Items listed in a dataset:
▼▼▼

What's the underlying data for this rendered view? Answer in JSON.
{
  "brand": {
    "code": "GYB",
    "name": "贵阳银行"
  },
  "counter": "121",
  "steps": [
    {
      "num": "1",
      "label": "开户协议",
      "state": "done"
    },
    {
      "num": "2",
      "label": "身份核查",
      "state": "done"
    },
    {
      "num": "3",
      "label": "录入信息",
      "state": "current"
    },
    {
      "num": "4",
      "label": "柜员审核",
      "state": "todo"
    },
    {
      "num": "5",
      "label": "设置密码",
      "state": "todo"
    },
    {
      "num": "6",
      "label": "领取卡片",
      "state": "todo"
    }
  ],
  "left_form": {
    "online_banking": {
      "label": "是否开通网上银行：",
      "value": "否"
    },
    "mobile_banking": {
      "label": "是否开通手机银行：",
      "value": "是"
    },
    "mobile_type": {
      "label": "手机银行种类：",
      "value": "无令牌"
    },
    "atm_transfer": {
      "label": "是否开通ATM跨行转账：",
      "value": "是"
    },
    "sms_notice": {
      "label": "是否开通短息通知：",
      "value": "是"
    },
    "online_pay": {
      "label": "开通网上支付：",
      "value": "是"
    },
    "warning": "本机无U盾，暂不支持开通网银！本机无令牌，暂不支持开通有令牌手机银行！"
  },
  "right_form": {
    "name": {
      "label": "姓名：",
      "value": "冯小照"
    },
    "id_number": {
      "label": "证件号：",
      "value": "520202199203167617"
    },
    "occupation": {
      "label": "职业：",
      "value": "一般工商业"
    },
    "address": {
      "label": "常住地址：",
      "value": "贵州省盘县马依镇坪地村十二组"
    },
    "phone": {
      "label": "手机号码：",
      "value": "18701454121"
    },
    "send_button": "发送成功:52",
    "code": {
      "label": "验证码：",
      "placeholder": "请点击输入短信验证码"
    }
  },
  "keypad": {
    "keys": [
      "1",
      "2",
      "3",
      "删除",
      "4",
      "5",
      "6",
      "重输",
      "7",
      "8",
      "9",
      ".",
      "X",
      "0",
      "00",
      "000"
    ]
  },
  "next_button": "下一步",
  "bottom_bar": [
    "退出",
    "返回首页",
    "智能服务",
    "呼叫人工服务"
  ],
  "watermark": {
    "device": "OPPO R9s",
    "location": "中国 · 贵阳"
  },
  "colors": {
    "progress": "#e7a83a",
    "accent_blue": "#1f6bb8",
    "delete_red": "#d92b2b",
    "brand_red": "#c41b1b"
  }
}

▲▲▲

What is needed ->
Lines containing the word "value" are to be tallied; report only the total.

Solution ->
11